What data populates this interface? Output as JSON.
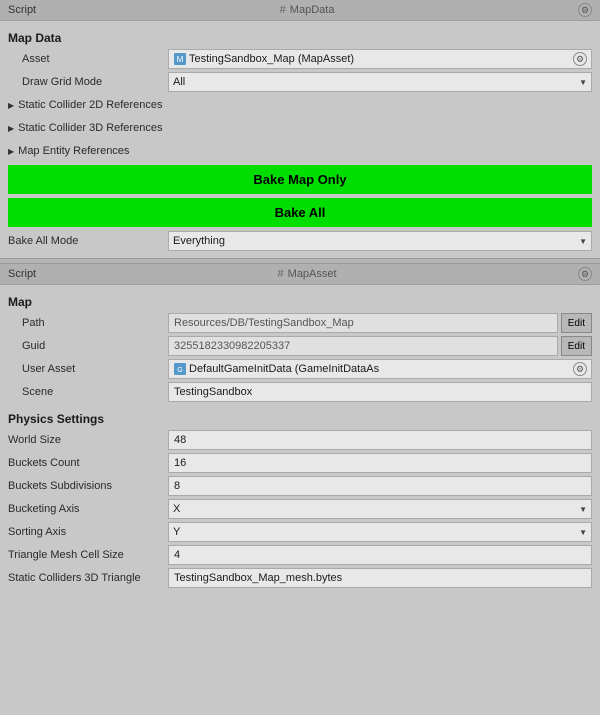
{
  "top_section": {
    "script_label": "Script",
    "script_value": "MapData",
    "gear_icon": "gear-icon",
    "map_data_title": "Map Data",
    "fields": {
      "asset_label": "Asset",
      "asset_value": "TestingSandbox_Map (MapAsset)",
      "draw_grid_mode_label": "Draw Grid Mode",
      "draw_grid_mode_value": "All",
      "static_collider_2d_label": "Static Collider 2D References",
      "static_collider_3d_label": "Static Collider 3D References",
      "map_entity_label": "Map Entity References"
    },
    "buttons": {
      "bake_map_only": "Bake Map Only",
      "bake_all": "Bake All"
    },
    "bake_all_mode_label": "Bake All Mode",
    "bake_all_mode_value": "Everything"
  },
  "bottom_section": {
    "script_label": "Script",
    "script_value": "MapAsset",
    "map_title": "Map",
    "path_label": "Path",
    "path_value": "Resources/DB/TestingSandbox_Map",
    "edit_label": "Edit",
    "guid_label": "Guid",
    "guid_value": "3255182330982205337",
    "user_asset_label": "User Asset",
    "user_asset_value": "DefaultGameInitData (GameInitDataAs",
    "scene_label": "Scene",
    "scene_value": "TestingSandbox",
    "physics_title": "Physics Settings",
    "world_size_label": "World Size",
    "world_size_value": "48",
    "buckets_count_label": "Buckets Count",
    "buckets_count_value": "16",
    "buckets_subdivisions_label": "Buckets Subdivisions",
    "buckets_subdivisions_value": "8",
    "bucketing_axis_label": "Bucketing Axis",
    "bucketing_axis_value": "X",
    "sorting_axis_label": "Sorting Axis",
    "sorting_axis_value": "Y",
    "triangle_mesh_cell_size_label": "Triangle Mesh Cell Size",
    "triangle_mesh_cell_size_value": "4",
    "static_colliders_3d_label": "Static Colliders 3D Triangle",
    "static_colliders_3d_value": "TestingSandbox_Map_mesh.bytes"
  }
}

(Problem details):
Leave out the pictures and copy everything else in the records word for word.

(Exercise solution):
What data populates this interface? Output as JSON.
{
  "top_section": {
    "script_label": "Script",
    "script_value": "MapData",
    "gear_icon": "gear-icon",
    "map_data_title": "Map Data",
    "fields": {
      "asset_label": "Asset",
      "asset_value": "TestingSandbox_Map (MapAsset)",
      "draw_grid_mode_label": "Draw Grid Mode",
      "draw_grid_mode_value": "All",
      "static_collider_2d_label": "Static Collider 2D References",
      "static_collider_3d_label": "Static Collider 3D References",
      "map_entity_label": "Map Entity References"
    },
    "buttons": {
      "bake_map_only": "Bake Map Only",
      "bake_all": "Bake All"
    },
    "bake_all_mode_label": "Bake All Mode",
    "bake_all_mode_value": "Everything"
  },
  "bottom_section": {
    "script_label": "Script",
    "script_value": "MapAsset",
    "map_title": "Map",
    "path_label": "Path",
    "path_value": "Resources/DB/TestingSandbox_Map",
    "edit_label": "Edit",
    "guid_label": "Guid",
    "guid_value": "3255182330982205337",
    "user_asset_label": "User Asset",
    "user_asset_value": "DefaultGameInitData (GameInitDataAs",
    "scene_label": "Scene",
    "scene_value": "TestingSandbox",
    "physics_title": "Physics Settings",
    "world_size_label": "World Size",
    "world_size_value": "48",
    "buckets_count_label": "Buckets Count",
    "buckets_count_value": "16",
    "buckets_subdivisions_label": "Buckets Subdivisions",
    "buckets_subdivisions_value": "8",
    "bucketing_axis_label": "Bucketing Axis",
    "bucketing_axis_value": "X",
    "sorting_axis_label": "Sorting Axis",
    "sorting_axis_value": "Y",
    "triangle_mesh_cell_size_label": "Triangle Mesh Cell Size",
    "triangle_mesh_cell_size_value": "4",
    "static_colliders_3d_label": "Static Colliders 3D Triangle",
    "static_colliders_3d_value": "TestingSandbox_Map_mesh.bytes"
  }
}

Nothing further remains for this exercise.